═══ Entries ═══

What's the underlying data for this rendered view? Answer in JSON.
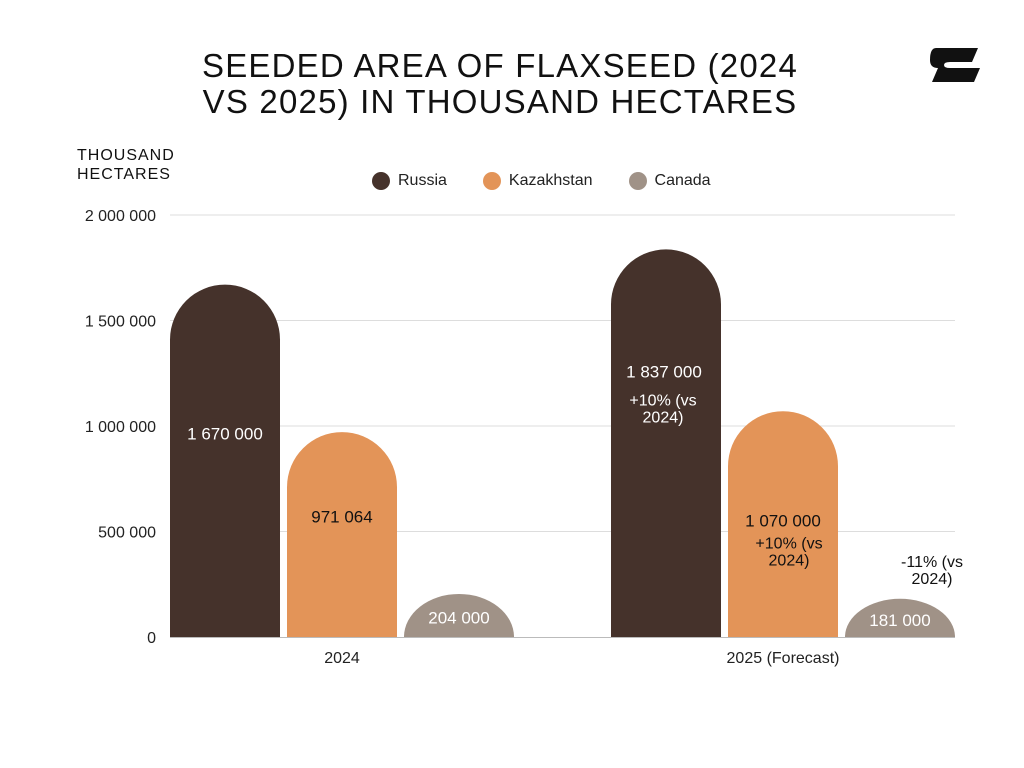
{
  "chart_data": {
    "type": "bar",
    "title": "SEEDED AREA OF FLAXSEED (2024 VS 2025) IN THOUSAND HECTARES",
    "ylabel": "THOUSAND HECTARES",
    "xlabel": "",
    "categories": [
      "2024",
      "2025 (Forecast)"
    ],
    "series": [
      {
        "name": "Russia",
        "color": "#45322b",
        "label_color": "#ffffff",
        "values": [
          1670000,
          1837000
        ],
        "labels": [
          "1 670 000",
          "1 837 000"
        ],
        "notes": [
          "",
          "+10% (vs 2024)"
        ]
      },
      {
        "name": "Kazakhstan",
        "color": "#e39458",
        "label_color": "#111111",
        "values": [
          971064,
          1070000
        ],
        "labels": [
          "971 064",
          "1 070 000"
        ],
        "notes": [
          "",
          "+10% (vs 2024)"
        ]
      },
      {
        "name": "Canada",
        "color": "#a09287",
        "label_color": "#ffffff",
        "values": [
          204000,
          181000
        ],
        "labels": [
          "204 000",
          "181 000"
        ],
        "notes": [
          "",
          "-11% (vs 2024)"
        ]
      }
    ],
    "ylim": [
      0,
      2000000
    ],
    "yticks": [
      0,
      500000,
      1000000,
      1500000,
      2000000
    ],
    "ytick_labels": [
      "0",
      "500 000",
      "1 000 000",
      "1 500 000",
      "2 000 000"
    ],
    "grid": true,
    "legend_position": "top-center"
  },
  "colors": {
    "grid": "#dddddd",
    "axis": "#bbbbbb",
    "tick_text": "#222222",
    "note_text": "#111111"
  },
  "logo": {
    "icon": "brand-logo-icon",
    "color": "#111111"
  }
}
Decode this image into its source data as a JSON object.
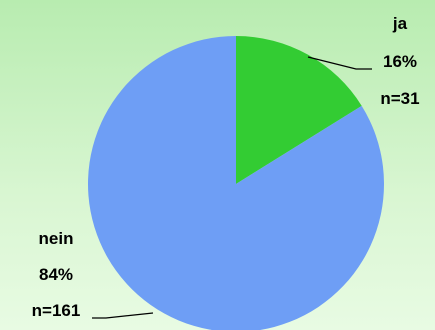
{
  "chart_data": {
    "type": "pie",
    "title": "",
    "slices": [
      {
        "category": "ja",
        "percent_label": "16%",
        "count_label": "n=31",
        "value": 31,
        "color": "#33cc33"
      },
      {
        "category": "nein",
        "percent_label": "84%",
        "count_label": "n=161",
        "value": 161,
        "color": "#6e9ef5"
      }
    ]
  }
}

═══

■ Your goal
Quote in full the listing given above; the images are to be left out.

■ Written answer
What's the underlying data for this rendered view? Answer in JSON.
{
  "chart_data": {
    "type": "bar",
    "title": "SEEDED AREA OF FLAXSEED (2024 VS 2025) IN THOUSAND HECTARES",
    "ylabel": "THOUSAND HECTARES",
    "xlabel": "",
    "categories": [
      "2024",
      "2025 (Forecast)"
    ],
    "series": [
      {
        "name": "Russia",
        "color": "#45322b",
        "label_color": "#ffffff",
        "values": [
          1670000,
          1837000
        ],
        "labels": [
          "1 670 000",
          "1 837 000"
        ],
        "notes": [
          "",
          "+10% (vs 2024)"
        ]
      },
      {
        "name": "Kazakhstan",
        "color": "#e39458",
        "label_color": "#111111",
        "values": [
          971064,
          1070000
        ],
        "labels": [
          "971 064",
          "1 070 000"
        ],
        "notes": [
          "",
          "+10% (vs 2024)"
        ]
      },
      {
        "name": "Canada",
        "color": "#a09287",
        "label_color": "#ffffff",
        "values": [
          204000,
          181000
        ],
        "labels": [
          "204 000",
          "181 000"
        ],
        "notes": [
          "",
          "-11% (vs 2024)"
        ]
      }
    ],
    "ylim": [
      0,
      2000000
    ],
    "yticks": [
      0,
      500000,
      1000000,
      1500000,
      2000000
    ],
    "ytick_labels": [
      "0",
      "500 000",
      "1 000 000",
      "1 500 000",
      "2 000 000"
    ],
    "grid": true,
    "legend_position": "top-center"
  },
  "colors": {
    "grid": "#dddddd",
    "axis": "#bbbbbb",
    "tick_text": "#222222",
    "note_text": "#111111"
  },
  "logo": {
    "icon": "brand-logo-icon",
    "color": "#111111"
  }
}
Decode this image into its source data as a JSON object.
{
  "chart_data": {
    "type": "pie",
    "title": "",
    "slices": [
      {
        "category": "ja",
        "percent_label": "16%",
        "count_label": "n=31",
        "value": 31,
        "color": "#33cc33"
      },
      {
        "category": "nein",
        "percent_label": "84%",
        "count_label": "n=161",
        "value": 161,
        "color": "#6e9ef5"
      }
    ]
  }
}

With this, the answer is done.